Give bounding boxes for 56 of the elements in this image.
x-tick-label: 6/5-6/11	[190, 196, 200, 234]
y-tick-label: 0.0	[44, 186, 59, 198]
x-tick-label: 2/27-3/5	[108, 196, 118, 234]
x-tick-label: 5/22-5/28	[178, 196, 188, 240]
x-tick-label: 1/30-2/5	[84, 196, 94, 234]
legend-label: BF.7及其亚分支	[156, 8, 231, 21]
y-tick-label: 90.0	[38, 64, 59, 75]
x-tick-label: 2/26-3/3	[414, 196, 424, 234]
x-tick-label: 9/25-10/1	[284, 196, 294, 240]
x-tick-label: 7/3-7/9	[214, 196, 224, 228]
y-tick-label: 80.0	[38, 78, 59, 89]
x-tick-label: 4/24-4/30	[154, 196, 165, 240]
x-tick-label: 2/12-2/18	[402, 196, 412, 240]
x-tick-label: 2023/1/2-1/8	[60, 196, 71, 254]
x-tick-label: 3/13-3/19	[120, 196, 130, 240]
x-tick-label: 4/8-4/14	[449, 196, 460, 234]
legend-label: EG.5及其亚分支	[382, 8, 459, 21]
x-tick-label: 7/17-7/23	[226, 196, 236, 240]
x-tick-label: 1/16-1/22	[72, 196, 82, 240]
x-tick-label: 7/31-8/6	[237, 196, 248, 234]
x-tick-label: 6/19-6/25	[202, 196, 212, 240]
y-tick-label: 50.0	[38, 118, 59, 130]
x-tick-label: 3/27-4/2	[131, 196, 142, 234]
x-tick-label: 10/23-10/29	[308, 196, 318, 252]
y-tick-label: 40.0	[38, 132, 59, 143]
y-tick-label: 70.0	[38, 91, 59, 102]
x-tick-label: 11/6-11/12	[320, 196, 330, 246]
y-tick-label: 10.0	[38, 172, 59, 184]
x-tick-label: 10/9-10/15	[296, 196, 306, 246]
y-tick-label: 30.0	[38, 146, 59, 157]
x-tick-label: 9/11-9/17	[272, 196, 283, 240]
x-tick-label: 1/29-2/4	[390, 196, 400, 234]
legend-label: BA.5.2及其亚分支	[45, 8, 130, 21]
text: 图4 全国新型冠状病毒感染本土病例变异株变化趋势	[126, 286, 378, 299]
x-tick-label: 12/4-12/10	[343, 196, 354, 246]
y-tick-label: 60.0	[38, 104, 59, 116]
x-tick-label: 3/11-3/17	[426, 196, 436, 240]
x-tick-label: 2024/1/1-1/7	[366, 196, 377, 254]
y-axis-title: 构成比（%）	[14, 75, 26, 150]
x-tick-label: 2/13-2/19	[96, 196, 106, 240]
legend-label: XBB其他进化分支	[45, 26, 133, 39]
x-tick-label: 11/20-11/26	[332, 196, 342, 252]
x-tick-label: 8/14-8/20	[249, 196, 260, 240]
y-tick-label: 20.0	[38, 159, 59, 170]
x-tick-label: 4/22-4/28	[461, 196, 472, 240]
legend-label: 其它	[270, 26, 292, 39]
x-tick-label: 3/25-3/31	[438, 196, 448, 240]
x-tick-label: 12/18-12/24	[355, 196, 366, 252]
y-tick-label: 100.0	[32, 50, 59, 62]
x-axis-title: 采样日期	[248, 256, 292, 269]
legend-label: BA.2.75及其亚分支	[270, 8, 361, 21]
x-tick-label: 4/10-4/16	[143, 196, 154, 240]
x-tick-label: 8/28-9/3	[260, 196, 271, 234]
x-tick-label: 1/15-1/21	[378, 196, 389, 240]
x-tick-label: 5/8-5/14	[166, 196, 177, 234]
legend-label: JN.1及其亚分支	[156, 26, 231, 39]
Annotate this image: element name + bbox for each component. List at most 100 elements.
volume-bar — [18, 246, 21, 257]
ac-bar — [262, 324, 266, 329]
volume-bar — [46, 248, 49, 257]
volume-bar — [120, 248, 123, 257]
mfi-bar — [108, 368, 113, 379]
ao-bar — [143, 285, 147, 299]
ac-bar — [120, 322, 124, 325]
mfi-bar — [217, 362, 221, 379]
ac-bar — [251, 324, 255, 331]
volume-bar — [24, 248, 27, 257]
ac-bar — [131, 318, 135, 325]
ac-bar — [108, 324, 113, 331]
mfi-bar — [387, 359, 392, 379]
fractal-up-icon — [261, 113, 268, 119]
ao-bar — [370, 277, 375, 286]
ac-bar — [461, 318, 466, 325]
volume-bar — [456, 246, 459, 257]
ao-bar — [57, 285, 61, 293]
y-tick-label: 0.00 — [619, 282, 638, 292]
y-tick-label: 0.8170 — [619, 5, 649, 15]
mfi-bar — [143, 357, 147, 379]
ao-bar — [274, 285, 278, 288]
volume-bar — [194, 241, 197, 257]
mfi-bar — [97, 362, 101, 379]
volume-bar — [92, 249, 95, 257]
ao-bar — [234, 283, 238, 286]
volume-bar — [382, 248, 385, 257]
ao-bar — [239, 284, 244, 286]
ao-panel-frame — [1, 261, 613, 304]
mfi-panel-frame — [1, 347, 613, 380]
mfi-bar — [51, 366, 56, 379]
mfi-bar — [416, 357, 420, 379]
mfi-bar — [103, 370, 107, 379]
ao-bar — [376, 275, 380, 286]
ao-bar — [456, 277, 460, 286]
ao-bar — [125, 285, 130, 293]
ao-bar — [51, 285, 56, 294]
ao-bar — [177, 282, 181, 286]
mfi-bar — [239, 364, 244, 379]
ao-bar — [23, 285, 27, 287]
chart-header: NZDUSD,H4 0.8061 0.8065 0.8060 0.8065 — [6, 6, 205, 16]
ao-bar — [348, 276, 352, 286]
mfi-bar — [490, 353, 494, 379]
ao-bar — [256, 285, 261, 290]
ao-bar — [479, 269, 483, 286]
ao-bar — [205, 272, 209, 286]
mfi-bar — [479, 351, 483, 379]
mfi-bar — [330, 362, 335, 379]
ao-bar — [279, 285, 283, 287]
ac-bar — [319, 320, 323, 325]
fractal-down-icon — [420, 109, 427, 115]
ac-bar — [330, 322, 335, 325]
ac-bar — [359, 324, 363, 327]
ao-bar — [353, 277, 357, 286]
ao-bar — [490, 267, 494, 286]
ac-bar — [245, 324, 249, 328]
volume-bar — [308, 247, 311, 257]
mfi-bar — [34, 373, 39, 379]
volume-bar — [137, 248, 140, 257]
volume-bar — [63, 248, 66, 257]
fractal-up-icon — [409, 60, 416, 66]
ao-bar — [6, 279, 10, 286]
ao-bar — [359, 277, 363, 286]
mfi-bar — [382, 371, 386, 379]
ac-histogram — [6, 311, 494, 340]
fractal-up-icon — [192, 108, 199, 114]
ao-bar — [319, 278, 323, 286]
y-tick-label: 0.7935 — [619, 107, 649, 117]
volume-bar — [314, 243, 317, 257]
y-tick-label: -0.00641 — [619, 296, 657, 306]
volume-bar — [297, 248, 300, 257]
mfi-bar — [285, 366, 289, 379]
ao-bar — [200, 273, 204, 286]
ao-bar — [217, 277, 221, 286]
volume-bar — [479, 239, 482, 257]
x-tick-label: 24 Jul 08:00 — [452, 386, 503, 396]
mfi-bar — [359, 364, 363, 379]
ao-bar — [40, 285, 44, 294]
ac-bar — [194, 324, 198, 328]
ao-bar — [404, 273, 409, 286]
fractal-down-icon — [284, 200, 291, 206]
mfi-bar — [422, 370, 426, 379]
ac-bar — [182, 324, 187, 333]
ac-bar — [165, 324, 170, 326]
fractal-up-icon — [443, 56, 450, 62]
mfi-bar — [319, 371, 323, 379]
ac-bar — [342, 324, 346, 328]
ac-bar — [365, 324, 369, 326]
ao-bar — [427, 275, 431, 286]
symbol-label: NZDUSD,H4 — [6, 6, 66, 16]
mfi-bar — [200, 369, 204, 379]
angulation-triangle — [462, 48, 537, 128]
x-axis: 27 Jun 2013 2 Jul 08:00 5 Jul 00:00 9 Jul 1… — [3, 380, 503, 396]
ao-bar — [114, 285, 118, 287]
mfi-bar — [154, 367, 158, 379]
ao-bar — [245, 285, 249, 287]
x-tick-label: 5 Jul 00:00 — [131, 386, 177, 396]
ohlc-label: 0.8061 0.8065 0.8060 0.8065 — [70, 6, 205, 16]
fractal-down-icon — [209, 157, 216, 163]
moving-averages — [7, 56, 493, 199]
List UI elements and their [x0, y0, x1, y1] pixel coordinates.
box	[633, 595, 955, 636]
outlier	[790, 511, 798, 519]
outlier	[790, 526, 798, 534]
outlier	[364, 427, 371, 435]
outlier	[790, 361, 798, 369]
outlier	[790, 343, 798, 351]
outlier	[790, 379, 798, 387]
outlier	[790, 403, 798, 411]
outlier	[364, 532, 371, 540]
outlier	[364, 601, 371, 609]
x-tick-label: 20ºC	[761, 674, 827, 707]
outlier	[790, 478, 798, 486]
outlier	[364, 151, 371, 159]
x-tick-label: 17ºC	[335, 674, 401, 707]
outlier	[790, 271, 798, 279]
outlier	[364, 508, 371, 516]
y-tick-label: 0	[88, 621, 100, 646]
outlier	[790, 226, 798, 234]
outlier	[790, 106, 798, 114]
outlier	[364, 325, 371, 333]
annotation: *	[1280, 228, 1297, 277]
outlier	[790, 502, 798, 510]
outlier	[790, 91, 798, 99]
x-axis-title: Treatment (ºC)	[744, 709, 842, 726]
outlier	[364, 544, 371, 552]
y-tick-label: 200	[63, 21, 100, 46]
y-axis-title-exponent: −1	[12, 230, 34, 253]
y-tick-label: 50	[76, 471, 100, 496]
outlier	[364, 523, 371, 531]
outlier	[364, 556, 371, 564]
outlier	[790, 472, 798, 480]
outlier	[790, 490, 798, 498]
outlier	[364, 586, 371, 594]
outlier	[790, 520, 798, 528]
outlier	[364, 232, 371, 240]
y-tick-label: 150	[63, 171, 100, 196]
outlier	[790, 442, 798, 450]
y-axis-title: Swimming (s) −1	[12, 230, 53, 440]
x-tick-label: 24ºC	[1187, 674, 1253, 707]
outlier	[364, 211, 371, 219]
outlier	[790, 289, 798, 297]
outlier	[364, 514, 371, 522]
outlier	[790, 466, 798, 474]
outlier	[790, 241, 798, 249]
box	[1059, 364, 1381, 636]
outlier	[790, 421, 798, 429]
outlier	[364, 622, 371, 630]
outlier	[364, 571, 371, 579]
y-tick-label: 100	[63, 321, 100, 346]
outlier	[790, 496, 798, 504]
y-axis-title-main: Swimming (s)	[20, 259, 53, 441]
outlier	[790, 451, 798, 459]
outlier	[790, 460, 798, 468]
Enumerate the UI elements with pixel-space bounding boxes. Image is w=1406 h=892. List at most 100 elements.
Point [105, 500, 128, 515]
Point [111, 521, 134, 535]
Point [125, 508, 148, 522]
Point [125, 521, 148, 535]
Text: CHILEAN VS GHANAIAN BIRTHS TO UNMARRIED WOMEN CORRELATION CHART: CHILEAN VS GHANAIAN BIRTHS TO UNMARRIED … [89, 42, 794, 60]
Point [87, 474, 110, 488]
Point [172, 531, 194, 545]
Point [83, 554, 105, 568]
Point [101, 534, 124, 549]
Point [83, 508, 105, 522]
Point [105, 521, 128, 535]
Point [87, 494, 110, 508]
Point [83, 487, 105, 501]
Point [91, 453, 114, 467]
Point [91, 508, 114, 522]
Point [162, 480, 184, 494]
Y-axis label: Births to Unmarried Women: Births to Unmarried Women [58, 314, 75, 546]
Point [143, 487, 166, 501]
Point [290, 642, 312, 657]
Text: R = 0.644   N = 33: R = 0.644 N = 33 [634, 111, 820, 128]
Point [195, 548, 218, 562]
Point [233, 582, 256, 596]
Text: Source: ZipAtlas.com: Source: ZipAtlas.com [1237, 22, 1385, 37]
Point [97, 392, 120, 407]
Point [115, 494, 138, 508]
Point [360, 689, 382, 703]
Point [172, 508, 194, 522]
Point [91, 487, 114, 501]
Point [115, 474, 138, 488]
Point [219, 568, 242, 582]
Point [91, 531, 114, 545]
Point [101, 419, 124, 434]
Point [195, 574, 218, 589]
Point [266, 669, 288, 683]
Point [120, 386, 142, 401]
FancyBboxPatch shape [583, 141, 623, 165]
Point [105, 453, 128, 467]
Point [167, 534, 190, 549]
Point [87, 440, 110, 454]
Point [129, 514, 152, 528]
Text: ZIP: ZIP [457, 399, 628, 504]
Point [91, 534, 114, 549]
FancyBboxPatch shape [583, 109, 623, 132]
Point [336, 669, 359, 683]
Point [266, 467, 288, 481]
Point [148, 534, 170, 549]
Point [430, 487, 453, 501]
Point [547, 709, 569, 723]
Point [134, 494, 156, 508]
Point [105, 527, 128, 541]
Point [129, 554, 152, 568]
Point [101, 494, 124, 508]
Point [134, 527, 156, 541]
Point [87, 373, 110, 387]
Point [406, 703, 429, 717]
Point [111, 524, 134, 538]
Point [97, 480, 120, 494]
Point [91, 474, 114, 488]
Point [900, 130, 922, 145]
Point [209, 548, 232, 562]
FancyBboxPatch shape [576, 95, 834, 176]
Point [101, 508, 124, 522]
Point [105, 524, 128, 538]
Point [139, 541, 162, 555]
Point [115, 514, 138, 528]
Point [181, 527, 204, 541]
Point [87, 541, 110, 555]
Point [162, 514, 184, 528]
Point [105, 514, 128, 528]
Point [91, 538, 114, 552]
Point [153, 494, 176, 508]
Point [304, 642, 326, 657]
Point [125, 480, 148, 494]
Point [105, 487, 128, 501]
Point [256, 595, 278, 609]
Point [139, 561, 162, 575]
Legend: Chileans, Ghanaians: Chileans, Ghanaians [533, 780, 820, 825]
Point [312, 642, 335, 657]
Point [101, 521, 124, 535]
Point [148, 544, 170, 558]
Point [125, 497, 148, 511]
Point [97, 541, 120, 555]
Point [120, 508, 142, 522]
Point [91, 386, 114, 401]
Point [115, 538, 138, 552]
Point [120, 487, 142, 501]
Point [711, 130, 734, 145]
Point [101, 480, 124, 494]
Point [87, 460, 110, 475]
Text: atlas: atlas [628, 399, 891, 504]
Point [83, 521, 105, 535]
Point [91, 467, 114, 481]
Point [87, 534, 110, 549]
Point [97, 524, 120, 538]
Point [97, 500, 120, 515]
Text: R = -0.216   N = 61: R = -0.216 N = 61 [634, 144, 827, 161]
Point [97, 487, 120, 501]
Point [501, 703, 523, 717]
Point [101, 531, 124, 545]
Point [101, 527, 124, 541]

> _Task to carry out_: Can you copy out the entries, character for character, from the first one through the line containing "196, 165, 240]", including that line?

> _Complete answer_:
Give bounding boxes for 56 of the elements in this image.
x-tick-label: 6/5-6/11	[190, 196, 200, 234]
y-tick-label: 0.0	[44, 186, 59, 198]
x-tick-label: 2/27-3/5	[108, 196, 118, 234]
x-tick-label: 5/22-5/28	[178, 196, 188, 240]
x-tick-label: 1/30-2/5	[84, 196, 94, 234]
legend-label: BF.7及其亚分支	[156, 8, 231, 21]
y-tick-label: 90.0	[38, 64, 59, 75]
x-tick-label: 2/26-3/3	[414, 196, 424, 234]
x-tick-label: 9/25-10/1	[284, 196, 294, 240]
x-tick-label: 7/3-7/9	[214, 196, 224, 228]
y-tick-label: 80.0	[38, 78, 59, 89]
x-tick-label: 4/24-4/30	[154, 196, 165, 240]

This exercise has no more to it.